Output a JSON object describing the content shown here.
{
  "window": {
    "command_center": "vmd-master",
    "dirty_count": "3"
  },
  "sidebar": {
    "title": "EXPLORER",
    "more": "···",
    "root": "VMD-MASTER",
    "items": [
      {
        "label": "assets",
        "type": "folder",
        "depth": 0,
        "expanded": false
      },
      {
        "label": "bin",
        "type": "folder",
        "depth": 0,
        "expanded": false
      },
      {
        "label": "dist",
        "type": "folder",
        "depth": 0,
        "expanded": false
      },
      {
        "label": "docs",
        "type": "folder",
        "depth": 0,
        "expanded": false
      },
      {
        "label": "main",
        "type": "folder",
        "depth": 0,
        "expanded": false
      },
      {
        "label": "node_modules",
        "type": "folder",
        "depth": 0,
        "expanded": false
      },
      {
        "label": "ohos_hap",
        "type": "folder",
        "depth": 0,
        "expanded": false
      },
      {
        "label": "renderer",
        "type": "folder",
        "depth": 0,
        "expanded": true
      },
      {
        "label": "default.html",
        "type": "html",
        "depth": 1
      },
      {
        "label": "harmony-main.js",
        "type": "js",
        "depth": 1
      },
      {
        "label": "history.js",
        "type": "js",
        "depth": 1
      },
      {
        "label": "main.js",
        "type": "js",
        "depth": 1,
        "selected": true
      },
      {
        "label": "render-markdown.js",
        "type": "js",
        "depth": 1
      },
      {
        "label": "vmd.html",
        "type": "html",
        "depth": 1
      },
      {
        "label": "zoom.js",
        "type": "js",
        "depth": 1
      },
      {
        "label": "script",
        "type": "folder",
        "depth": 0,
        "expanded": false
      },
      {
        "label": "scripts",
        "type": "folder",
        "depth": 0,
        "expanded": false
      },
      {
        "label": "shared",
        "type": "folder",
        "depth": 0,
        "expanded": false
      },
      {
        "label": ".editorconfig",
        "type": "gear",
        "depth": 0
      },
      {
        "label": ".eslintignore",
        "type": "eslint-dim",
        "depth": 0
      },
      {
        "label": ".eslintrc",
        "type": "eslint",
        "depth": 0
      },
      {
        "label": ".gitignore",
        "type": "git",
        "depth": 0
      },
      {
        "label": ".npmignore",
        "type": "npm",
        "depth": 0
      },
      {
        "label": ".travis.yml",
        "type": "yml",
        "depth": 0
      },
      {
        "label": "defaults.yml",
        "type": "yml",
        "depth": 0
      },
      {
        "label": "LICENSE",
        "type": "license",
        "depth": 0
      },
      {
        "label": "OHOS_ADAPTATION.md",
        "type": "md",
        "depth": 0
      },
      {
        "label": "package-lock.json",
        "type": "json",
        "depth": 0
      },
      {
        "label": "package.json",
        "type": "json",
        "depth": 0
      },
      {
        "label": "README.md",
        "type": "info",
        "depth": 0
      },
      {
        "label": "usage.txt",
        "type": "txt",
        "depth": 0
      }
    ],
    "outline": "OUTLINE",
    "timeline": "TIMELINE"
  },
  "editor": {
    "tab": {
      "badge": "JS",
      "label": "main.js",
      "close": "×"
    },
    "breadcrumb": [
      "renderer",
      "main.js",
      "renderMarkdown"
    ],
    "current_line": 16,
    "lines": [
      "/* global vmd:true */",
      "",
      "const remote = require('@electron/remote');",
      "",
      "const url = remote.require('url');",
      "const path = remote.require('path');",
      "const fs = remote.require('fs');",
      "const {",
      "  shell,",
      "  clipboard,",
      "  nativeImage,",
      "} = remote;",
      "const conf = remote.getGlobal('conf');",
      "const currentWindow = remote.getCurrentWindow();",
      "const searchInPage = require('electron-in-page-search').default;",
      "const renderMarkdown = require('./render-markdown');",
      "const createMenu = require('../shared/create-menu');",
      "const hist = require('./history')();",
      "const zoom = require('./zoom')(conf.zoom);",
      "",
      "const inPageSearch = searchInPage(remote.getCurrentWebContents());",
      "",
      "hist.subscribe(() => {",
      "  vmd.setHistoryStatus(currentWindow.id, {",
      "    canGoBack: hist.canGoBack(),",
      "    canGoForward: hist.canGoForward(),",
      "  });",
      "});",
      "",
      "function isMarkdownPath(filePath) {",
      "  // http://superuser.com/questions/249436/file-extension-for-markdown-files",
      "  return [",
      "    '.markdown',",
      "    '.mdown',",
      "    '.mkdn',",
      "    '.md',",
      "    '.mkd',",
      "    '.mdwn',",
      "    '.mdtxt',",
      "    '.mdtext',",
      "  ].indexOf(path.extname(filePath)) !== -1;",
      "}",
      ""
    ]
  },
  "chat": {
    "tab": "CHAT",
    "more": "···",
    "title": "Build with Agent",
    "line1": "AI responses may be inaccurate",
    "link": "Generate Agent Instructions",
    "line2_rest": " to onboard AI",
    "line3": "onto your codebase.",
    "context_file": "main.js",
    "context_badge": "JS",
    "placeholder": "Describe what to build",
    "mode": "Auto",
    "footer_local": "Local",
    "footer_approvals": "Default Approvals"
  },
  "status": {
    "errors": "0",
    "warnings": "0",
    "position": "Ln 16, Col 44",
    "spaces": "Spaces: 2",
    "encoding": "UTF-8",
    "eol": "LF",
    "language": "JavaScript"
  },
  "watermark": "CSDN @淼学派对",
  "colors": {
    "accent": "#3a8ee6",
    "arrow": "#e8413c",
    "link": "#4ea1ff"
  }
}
******
* _EXERCISE_
Indicate how many lines of the material include the word "shared"; the number alone is required.

* _RESULT OF THIS EXERCISE_
2